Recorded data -

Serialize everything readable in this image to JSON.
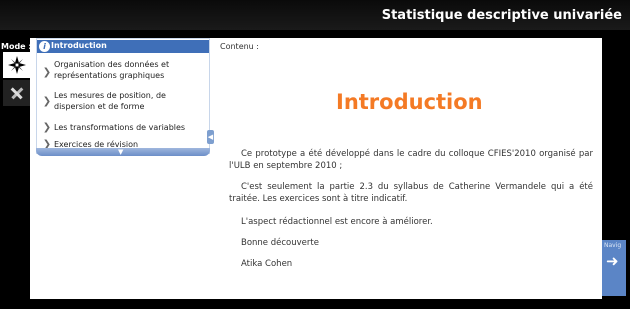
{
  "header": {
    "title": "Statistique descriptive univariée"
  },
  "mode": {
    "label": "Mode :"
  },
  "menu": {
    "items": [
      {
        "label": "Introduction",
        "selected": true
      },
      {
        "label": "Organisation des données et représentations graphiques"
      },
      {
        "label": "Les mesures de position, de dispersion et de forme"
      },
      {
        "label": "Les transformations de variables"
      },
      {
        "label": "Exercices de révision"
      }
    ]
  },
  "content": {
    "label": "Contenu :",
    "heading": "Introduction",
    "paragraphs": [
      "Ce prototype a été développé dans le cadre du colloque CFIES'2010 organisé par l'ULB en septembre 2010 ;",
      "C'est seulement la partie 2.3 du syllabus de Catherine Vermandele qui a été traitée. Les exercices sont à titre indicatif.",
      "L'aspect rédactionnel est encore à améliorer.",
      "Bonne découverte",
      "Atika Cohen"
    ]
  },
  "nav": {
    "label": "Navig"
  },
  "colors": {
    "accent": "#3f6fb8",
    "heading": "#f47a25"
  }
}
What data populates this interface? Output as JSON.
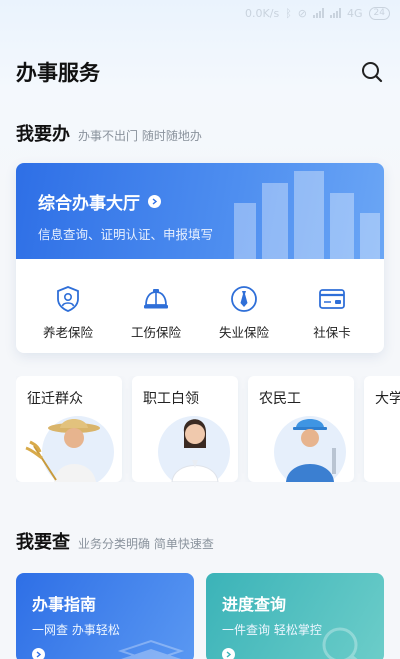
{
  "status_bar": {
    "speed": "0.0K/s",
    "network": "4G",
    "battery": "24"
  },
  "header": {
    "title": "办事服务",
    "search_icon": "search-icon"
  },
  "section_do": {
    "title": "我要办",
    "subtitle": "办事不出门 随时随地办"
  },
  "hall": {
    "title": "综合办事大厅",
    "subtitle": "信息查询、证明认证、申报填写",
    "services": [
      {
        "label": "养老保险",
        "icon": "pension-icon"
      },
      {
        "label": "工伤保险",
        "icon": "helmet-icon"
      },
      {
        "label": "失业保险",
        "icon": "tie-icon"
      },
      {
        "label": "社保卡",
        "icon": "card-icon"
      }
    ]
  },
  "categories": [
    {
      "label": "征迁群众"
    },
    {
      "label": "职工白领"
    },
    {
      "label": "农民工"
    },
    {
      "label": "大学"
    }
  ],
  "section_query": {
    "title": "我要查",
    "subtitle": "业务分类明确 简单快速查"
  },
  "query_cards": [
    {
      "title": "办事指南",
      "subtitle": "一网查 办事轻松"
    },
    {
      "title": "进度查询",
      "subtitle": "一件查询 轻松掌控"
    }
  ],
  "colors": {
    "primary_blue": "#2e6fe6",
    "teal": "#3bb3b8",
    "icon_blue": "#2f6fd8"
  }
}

Objective - Your answer should be a single number: the count of lines in these records that hold the string "subtitle".

Written solution - 5